> **Stated problem**:
Below are some records. Say how many of their lines include the string "expression", giving only the number.

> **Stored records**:
::::

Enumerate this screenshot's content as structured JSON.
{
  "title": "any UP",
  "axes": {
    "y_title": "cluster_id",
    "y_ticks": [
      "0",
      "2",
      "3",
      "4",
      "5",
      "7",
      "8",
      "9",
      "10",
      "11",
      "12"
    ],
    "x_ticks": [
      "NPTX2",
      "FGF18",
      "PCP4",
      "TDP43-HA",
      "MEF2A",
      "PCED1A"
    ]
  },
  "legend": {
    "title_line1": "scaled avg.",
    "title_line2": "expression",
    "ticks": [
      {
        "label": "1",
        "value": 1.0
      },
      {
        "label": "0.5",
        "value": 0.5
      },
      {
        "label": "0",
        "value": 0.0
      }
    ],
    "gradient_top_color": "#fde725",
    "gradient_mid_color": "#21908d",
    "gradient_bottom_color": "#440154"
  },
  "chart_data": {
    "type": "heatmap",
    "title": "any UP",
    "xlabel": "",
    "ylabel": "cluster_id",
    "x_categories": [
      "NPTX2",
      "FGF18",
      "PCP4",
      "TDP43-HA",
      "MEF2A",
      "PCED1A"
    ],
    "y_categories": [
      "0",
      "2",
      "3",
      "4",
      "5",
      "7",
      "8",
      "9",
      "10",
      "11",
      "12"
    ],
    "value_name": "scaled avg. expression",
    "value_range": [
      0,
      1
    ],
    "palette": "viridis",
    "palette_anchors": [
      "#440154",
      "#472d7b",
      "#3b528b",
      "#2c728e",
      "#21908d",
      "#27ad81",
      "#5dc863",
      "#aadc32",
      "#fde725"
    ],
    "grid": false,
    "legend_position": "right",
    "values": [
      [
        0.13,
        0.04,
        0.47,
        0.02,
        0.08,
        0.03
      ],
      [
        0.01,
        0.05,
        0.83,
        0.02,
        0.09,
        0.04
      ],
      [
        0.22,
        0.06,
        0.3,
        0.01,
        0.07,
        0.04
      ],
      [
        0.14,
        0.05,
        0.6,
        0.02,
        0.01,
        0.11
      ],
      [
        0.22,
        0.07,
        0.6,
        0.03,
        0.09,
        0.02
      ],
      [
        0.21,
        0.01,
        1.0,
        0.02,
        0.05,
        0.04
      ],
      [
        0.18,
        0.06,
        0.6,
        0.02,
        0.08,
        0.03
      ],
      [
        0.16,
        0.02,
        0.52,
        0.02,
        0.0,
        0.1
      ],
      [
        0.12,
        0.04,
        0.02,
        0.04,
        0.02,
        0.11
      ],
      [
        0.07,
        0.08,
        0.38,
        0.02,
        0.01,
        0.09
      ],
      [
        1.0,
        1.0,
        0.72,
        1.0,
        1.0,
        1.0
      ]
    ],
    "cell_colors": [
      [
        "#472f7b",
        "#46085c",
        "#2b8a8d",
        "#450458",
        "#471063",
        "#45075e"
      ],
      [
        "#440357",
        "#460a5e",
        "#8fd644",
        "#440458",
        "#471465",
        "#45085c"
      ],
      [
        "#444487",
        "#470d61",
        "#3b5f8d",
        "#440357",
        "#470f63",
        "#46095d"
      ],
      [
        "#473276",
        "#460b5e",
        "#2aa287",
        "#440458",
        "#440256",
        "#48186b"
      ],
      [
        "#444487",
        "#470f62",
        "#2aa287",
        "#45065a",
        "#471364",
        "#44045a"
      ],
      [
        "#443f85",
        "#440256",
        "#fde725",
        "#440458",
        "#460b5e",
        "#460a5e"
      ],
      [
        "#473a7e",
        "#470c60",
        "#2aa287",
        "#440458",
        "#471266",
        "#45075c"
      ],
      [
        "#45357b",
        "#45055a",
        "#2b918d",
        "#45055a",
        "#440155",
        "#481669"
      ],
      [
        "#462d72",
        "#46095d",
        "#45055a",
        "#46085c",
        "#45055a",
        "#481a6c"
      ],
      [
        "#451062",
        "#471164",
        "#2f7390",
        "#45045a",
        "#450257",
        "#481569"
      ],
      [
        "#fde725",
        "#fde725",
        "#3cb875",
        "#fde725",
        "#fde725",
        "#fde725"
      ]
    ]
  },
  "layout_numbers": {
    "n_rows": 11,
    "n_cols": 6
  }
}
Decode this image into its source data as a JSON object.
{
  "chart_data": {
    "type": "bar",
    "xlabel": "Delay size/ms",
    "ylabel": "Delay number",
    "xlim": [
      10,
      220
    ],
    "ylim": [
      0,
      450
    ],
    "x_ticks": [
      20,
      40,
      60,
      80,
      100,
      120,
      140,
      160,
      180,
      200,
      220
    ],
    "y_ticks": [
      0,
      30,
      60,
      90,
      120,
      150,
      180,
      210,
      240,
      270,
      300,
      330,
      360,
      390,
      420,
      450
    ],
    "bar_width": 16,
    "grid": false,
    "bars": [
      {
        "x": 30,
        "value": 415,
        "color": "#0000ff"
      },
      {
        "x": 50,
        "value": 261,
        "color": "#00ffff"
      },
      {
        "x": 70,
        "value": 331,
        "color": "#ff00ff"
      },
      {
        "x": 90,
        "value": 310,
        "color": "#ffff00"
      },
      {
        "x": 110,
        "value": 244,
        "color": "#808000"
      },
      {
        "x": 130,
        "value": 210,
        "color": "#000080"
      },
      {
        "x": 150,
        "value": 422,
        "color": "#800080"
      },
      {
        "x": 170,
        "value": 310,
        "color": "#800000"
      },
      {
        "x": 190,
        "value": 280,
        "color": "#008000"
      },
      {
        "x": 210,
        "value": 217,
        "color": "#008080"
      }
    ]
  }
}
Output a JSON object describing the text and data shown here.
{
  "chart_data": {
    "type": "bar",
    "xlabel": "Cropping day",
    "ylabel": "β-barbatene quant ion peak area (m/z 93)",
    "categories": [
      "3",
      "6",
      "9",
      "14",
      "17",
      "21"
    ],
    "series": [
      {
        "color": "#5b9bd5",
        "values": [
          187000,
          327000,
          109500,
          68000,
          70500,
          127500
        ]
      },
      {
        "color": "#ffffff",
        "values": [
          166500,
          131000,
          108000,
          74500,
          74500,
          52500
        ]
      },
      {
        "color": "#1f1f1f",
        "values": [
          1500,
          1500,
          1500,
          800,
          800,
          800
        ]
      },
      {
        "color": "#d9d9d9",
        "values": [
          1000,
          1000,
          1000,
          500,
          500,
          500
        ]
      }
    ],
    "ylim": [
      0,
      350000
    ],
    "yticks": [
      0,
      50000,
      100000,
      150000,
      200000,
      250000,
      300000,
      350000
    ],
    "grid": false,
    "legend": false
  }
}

::::

> **Problem solution**:
2